***** Source material

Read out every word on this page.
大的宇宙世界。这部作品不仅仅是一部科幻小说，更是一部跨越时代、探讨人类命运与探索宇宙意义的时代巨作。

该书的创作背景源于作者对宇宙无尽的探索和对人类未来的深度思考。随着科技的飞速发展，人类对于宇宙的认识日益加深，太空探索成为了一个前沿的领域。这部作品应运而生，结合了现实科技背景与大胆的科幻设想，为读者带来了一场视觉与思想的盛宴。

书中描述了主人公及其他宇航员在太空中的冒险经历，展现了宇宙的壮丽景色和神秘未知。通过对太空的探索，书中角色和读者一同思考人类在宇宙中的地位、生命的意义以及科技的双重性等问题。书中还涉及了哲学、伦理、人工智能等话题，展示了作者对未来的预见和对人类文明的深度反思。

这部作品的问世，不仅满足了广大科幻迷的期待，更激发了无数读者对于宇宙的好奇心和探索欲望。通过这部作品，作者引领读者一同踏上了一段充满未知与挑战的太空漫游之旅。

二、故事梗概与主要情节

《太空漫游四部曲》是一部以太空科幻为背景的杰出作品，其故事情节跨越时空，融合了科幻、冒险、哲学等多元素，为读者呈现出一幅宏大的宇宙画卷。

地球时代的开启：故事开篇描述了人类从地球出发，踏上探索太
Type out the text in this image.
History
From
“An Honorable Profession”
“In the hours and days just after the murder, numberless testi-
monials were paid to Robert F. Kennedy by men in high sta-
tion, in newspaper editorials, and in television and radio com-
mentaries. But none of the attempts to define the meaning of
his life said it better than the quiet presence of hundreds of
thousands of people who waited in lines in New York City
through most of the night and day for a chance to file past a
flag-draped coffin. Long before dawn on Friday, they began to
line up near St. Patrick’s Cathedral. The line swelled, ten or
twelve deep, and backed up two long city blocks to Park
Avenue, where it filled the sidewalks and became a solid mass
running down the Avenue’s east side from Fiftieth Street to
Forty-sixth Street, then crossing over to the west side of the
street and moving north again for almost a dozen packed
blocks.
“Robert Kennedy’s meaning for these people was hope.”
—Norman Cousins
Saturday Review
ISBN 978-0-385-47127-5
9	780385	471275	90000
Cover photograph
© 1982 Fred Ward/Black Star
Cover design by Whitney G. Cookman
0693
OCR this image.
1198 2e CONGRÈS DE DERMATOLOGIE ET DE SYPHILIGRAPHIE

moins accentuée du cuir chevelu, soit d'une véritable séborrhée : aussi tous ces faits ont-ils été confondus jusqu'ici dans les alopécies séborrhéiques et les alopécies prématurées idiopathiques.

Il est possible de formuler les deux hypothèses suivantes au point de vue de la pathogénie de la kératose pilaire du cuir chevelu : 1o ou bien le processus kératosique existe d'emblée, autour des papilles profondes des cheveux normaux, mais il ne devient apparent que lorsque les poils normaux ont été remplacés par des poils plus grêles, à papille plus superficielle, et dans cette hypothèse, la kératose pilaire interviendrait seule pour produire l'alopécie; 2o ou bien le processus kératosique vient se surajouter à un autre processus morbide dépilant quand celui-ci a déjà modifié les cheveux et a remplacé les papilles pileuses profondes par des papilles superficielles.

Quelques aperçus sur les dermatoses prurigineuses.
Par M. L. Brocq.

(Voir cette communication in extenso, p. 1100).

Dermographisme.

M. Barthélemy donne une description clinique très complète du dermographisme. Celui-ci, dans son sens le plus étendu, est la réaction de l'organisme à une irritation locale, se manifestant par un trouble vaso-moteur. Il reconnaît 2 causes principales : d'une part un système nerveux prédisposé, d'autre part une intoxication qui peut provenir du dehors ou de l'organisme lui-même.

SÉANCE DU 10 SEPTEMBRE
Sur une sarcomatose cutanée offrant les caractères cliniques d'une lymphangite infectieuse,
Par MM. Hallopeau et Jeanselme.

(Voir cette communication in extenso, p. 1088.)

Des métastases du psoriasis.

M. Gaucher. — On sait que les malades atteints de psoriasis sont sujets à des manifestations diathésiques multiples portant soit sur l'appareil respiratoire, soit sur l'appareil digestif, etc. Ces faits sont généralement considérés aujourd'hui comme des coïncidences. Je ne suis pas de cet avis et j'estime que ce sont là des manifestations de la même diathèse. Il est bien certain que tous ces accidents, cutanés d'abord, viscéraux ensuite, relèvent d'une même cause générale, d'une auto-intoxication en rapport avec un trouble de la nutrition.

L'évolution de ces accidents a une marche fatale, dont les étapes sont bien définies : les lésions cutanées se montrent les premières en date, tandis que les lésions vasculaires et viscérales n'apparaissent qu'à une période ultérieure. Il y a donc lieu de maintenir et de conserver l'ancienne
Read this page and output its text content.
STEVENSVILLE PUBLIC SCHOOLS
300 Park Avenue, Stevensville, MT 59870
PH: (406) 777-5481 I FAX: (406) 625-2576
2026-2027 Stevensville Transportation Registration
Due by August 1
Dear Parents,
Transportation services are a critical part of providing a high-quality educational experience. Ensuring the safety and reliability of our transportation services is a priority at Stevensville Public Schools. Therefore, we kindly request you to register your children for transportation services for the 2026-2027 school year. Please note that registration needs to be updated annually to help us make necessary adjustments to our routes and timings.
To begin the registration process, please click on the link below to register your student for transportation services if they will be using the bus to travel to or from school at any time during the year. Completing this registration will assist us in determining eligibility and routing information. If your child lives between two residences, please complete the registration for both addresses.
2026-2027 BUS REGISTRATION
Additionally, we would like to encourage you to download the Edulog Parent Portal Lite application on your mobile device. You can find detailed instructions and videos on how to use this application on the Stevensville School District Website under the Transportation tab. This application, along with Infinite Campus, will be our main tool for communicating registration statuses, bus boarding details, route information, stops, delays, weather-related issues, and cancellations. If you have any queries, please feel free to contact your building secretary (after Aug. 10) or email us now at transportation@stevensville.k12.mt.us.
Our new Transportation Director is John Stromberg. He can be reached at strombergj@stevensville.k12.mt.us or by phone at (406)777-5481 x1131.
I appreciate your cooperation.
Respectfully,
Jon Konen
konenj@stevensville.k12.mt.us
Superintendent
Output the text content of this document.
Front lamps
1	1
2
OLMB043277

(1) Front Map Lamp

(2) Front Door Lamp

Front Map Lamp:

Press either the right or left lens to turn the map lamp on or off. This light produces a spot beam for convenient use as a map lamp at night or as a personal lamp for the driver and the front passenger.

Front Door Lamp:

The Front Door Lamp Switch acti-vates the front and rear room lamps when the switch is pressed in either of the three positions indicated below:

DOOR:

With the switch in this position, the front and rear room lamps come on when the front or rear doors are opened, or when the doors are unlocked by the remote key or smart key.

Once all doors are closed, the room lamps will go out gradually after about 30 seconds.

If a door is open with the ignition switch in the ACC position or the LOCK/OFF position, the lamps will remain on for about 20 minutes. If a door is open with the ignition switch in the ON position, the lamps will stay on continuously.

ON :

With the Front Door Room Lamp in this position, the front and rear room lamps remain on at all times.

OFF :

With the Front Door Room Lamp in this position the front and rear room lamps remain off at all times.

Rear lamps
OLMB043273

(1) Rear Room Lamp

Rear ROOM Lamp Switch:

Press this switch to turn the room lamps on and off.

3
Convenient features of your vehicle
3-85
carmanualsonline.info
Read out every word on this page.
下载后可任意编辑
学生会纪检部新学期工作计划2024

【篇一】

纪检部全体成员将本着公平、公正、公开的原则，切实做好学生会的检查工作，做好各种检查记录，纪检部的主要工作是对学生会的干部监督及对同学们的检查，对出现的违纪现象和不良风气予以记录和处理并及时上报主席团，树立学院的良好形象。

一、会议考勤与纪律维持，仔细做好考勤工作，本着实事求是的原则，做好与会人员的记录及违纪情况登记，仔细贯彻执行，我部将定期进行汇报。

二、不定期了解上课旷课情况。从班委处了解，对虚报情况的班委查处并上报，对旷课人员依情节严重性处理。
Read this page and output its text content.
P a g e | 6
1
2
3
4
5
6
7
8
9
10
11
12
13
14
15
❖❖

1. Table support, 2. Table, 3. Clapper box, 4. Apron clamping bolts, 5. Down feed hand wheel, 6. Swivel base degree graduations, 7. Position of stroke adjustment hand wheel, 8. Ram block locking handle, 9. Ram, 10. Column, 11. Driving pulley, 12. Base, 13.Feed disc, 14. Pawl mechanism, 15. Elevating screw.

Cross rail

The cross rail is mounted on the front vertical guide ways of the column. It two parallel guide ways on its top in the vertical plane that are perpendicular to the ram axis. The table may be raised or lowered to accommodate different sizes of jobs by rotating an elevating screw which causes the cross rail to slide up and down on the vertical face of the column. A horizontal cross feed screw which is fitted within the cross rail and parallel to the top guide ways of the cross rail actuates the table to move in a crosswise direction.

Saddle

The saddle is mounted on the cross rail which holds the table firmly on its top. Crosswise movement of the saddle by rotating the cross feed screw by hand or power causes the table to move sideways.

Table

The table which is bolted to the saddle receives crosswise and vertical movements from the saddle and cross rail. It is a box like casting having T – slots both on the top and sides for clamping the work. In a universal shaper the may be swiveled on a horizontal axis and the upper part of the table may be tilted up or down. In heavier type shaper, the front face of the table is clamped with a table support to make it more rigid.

**********

**Goal**.
Copy out all lines that carry the word "communication".

**Result for this exercise**.
(Voir cette communication in extenso, p. 1100).
(Voir cette communication in extenso, p. 1088.)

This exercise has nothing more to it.